Task to carry out. From the entries below, copy every line that holds the word "juin".

Entries taken from a collection
-- BEGIN --
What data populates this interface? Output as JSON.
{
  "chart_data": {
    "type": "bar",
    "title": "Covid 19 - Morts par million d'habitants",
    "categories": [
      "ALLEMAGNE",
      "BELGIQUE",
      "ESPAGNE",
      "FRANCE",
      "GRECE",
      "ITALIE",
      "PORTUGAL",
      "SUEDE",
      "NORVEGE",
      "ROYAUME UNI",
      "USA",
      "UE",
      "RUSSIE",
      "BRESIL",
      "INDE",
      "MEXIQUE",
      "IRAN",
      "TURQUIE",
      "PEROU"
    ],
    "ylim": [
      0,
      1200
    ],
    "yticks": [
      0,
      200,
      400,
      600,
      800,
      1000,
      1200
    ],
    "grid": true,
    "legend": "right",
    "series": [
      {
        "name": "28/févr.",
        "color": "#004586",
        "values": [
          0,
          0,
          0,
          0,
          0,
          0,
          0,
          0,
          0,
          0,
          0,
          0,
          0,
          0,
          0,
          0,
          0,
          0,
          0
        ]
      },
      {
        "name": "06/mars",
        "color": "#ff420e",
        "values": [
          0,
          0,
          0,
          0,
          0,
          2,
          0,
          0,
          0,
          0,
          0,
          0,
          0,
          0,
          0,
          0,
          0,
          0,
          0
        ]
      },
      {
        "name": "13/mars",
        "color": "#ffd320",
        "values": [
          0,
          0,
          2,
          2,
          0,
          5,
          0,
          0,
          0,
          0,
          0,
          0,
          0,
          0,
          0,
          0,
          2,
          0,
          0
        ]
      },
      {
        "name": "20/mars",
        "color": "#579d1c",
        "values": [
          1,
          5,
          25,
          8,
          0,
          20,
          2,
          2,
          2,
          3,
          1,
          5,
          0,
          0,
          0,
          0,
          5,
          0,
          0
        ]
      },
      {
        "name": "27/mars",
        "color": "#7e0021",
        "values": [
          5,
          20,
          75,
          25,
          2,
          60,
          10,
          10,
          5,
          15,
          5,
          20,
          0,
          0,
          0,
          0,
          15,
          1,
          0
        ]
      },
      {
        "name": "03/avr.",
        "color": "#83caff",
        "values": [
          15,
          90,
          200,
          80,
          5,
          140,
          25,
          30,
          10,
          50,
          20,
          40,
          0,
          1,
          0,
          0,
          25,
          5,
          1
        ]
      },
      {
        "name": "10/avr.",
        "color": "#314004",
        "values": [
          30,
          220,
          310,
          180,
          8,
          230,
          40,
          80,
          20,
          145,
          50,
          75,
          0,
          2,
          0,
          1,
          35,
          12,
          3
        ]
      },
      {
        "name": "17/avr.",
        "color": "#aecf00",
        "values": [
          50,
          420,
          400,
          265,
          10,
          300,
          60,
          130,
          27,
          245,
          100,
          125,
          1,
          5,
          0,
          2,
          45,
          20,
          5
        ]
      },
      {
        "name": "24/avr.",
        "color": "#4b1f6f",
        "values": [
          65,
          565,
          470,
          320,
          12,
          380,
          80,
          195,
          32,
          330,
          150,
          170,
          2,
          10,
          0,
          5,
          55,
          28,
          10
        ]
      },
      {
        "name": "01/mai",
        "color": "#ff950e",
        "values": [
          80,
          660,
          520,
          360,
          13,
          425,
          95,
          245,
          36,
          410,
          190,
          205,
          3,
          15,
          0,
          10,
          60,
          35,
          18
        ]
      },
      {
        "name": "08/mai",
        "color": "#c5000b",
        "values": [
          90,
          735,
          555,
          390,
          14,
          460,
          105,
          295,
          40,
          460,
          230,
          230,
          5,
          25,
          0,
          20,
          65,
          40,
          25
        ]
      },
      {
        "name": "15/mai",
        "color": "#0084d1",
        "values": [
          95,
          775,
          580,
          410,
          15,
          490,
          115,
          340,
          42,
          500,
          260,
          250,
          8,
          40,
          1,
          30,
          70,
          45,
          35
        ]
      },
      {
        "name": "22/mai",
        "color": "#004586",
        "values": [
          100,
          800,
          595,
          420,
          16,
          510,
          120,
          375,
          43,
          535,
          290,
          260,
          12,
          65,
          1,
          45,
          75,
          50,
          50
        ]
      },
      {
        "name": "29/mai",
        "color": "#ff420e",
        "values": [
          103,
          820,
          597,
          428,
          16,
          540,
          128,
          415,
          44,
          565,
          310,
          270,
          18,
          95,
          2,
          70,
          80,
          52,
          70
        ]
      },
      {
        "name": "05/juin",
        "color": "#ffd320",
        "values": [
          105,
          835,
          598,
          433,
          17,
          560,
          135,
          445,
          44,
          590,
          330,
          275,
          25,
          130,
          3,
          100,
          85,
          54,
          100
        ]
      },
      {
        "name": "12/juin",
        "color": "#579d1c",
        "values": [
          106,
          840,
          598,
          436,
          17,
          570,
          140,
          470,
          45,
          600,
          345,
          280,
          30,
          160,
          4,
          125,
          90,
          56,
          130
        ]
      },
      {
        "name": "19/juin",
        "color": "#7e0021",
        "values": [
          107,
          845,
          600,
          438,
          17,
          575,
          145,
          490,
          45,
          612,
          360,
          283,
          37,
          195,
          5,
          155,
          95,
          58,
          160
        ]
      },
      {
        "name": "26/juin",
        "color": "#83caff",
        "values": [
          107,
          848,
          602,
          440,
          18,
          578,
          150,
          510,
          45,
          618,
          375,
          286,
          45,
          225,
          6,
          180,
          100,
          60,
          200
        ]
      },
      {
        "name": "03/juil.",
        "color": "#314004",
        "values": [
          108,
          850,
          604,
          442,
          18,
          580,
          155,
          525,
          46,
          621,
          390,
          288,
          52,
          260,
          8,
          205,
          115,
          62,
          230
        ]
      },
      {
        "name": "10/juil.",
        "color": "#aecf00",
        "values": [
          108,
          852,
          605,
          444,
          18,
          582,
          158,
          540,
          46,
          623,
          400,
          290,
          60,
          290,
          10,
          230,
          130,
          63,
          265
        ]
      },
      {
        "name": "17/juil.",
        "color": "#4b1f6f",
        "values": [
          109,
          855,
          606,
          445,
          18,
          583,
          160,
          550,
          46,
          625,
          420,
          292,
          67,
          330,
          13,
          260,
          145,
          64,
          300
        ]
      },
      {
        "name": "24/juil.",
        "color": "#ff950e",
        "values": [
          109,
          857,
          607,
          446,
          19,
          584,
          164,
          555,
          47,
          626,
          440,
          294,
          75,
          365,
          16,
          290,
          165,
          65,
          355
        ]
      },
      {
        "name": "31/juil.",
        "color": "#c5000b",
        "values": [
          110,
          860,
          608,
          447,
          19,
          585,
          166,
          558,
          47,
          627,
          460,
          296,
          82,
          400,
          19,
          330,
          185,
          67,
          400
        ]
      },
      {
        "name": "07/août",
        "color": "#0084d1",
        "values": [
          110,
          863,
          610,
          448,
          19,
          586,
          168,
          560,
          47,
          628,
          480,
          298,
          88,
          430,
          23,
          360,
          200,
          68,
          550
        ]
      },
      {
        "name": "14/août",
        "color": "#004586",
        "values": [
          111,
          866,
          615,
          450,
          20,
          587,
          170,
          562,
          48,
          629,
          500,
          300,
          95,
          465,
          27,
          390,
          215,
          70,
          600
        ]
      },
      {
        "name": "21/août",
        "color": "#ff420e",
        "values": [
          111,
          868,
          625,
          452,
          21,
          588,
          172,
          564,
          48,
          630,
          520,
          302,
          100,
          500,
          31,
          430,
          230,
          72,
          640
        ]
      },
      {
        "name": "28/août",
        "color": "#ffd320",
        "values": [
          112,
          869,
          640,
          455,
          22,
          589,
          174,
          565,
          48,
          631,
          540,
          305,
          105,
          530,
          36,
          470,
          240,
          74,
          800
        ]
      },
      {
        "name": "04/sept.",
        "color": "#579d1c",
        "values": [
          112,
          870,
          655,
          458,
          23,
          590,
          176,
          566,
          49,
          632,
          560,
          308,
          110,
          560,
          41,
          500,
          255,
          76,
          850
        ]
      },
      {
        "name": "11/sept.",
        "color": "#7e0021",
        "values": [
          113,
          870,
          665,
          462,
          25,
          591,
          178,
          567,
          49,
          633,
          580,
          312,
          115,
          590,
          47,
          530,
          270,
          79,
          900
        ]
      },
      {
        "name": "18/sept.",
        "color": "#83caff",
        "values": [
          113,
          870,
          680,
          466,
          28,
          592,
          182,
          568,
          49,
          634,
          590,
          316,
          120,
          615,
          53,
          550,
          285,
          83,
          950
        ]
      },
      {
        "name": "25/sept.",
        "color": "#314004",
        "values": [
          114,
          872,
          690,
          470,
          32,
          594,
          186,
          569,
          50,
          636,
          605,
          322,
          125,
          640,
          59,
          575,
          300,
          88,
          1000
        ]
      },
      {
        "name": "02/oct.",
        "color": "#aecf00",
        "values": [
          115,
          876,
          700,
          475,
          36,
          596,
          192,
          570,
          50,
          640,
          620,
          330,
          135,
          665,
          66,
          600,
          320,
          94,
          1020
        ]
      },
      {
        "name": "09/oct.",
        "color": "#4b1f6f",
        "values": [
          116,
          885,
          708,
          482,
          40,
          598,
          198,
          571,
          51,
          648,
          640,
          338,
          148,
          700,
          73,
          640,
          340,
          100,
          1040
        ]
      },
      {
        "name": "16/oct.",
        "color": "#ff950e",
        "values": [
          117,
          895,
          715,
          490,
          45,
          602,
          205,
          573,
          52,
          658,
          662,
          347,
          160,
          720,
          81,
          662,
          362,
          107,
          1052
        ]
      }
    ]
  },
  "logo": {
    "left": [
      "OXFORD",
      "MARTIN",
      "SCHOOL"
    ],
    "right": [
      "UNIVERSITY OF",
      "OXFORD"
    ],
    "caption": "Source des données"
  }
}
-- END --
Solution to the exercise.
        "name": "05/juin",
        "name": "12/juin",
        "name": "19/juin",
        "name": "26/juin",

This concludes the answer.